Rows from a dataset
○ ○ ○ ○ ○
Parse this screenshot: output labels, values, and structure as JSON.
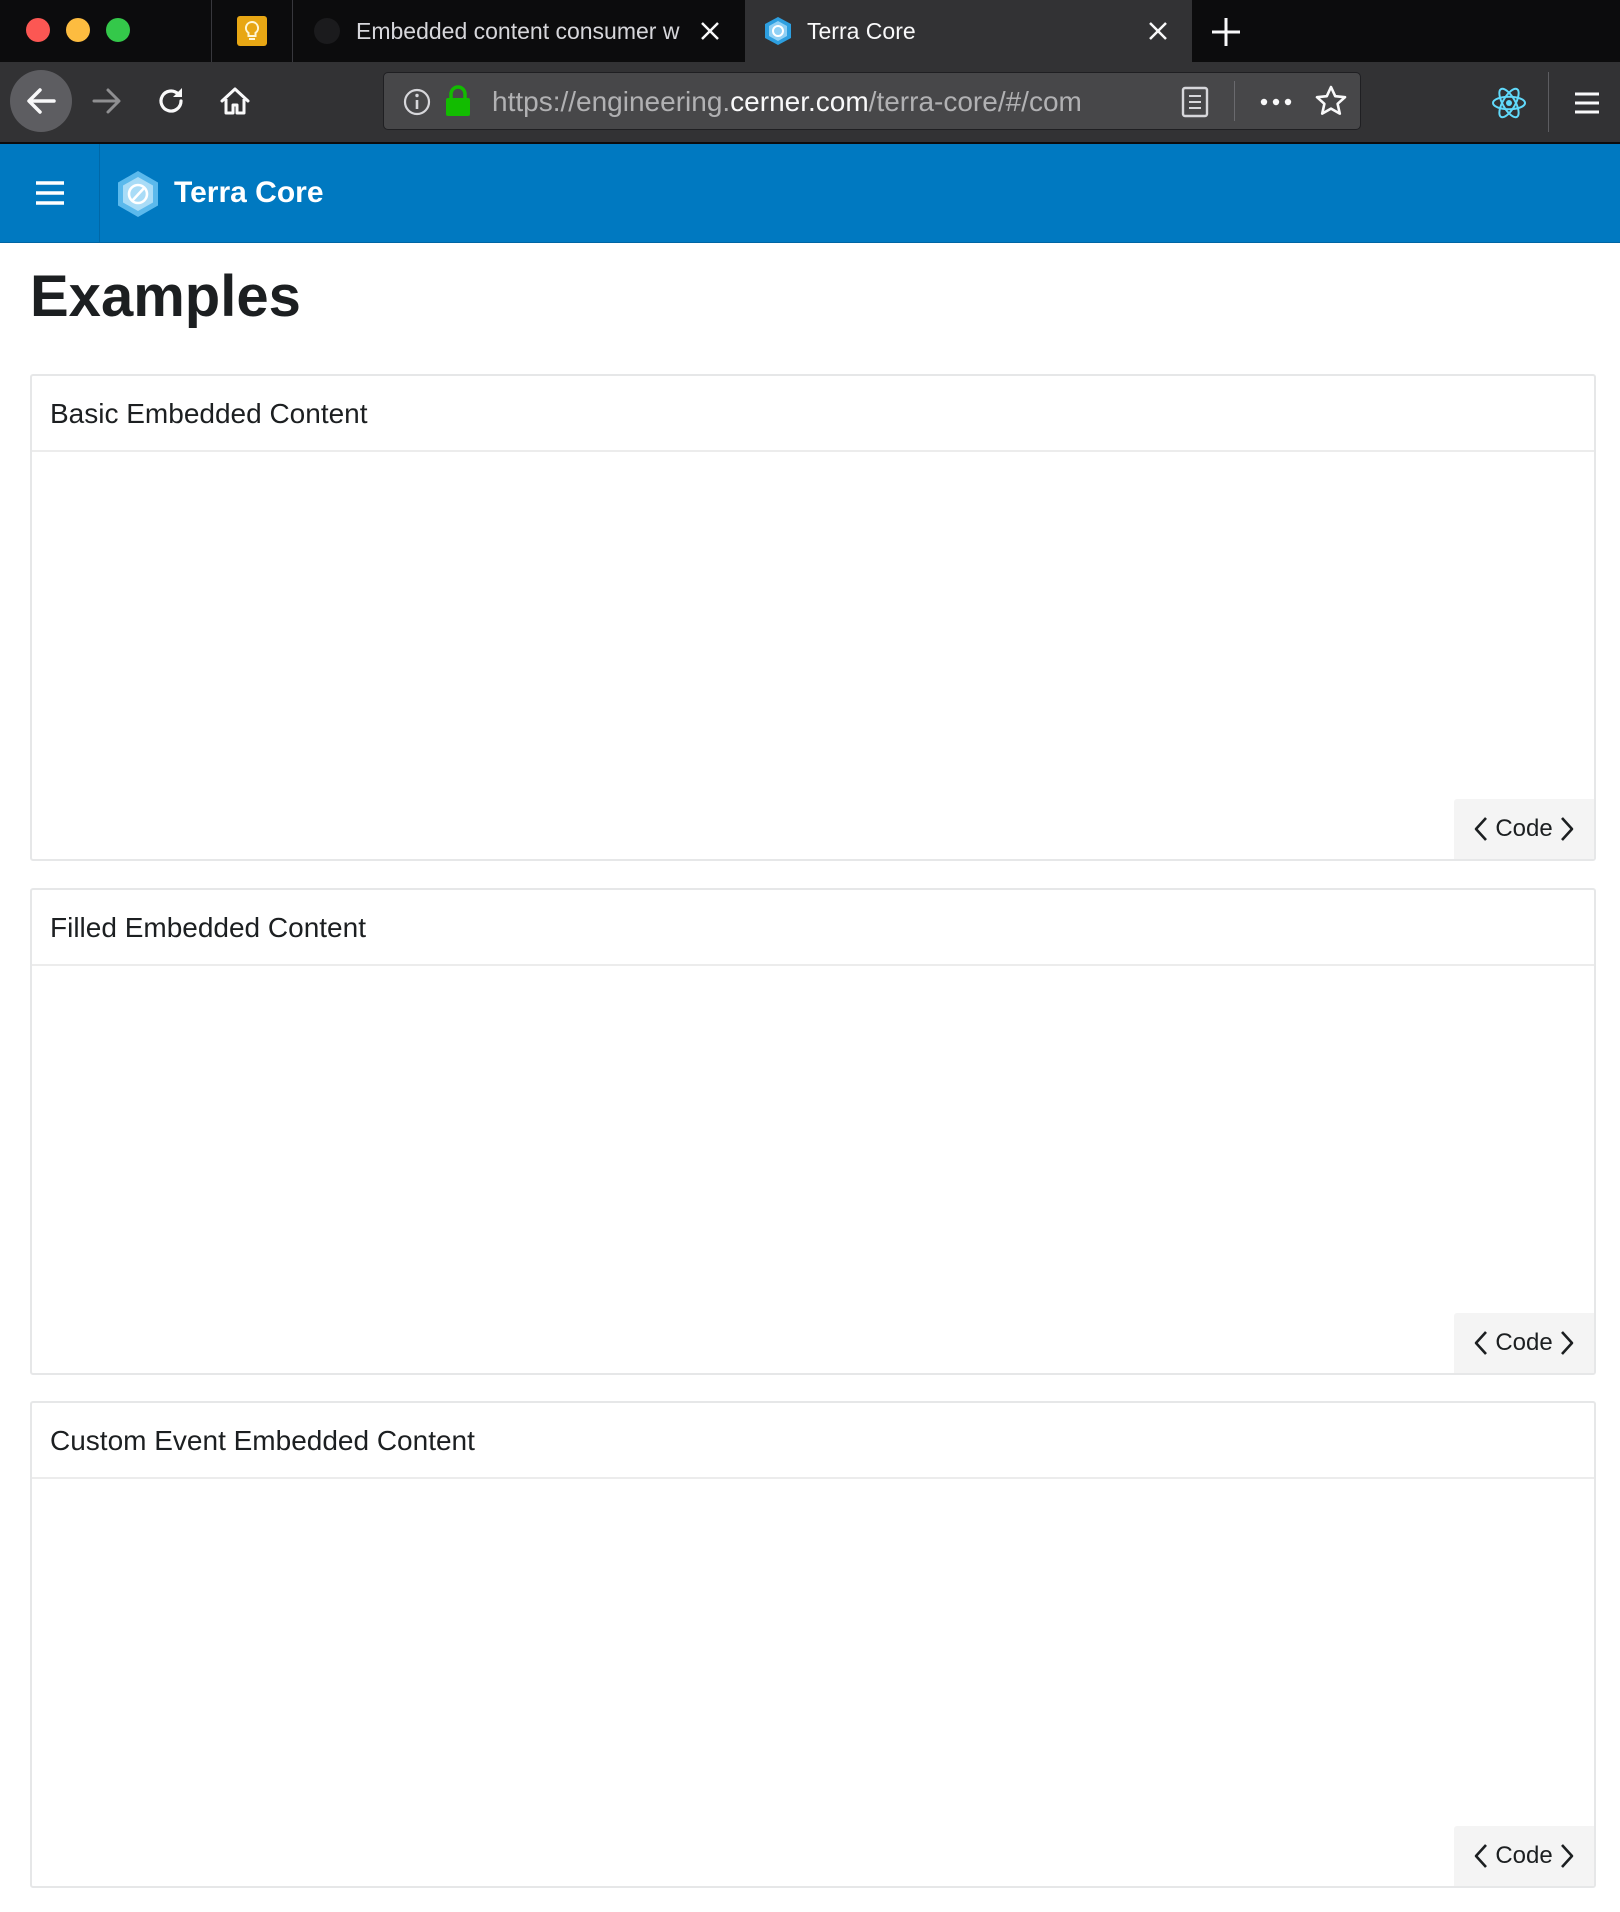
{
  "browser": {
    "tabs": [
      {
        "title": "",
        "pinned": true,
        "icon": "lightbulb-icon"
      },
      {
        "title": "Embedded content consumer w",
        "icon": "github-icon"
      },
      {
        "title": "Terra Core",
        "icon": "terra-hex-icon",
        "active": true
      }
    ],
    "url": {
      "prefix": "https://engineering.",
      "host": "cerner.com",
      "path": "/terra-core/#/com"
    },
    "colors": {
      "tabstrip": "#0c0c0d",
      "toolbar": "#323234",
      "lock": "#12bc00"
    }
  },
  "app": {
    "title": "Terra Core",
    "header_color": "#0079c1"
  },
  "page": {
    "title": "Examples",
    "examples": [
      {
        "title": "Basic Embedded Content",
        "code_label": "Code"
      },
      {
        "title": "Filled Embedded Content",
        "code_label": "Code"
      },
      {
        "title": "Custom Event Embedded Content",
        "code_label": "Code"
      }
    ]
  }
}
○ ○ ○ ○ ○
§ Required work
Every line above should be repeated exactly; pictures stay out of the copy.

§ Solved exercise
Parse this screenshot: output labels, values, and structure as JSON.
{
  "browser": {
    "tabs": [
      {
        "title": "",
        "pinned": true,
        "icon": "lightbulb-icon"
      },
      {
        "title": "Embedded content consumer w",
        "icon": "github-icon"
      },
      {
        "title": "Terra Core",
        "icon": "terra-hex-icon",
        "active": true
      }
    ],
    "url": {
      "prefix": "https://engineering.",
      "host": "cerner.com",
      "path": "/terra-core/#/com"
    },
    "colors": {
      "tabstrip": "#0c0c0d",
      "toolbar": "#323234",
      "lock": "#12bc00"
    }
  },
  "app": {
    "title": "Terra Core",
    "header_color": "#0079c1"
  },
  "page": {
    "title": "Examples",
    "examples": [
      {
        "title": "Basic Embedded Content",
        "code_label": "Code"
      },
      {
        "title": "Filled Embedded Content",
        "code_label": "Code"
      },
      {
        "title": "Custom Event Embedded Content",
        "code_label": "Code"
      }
    ]
  }
}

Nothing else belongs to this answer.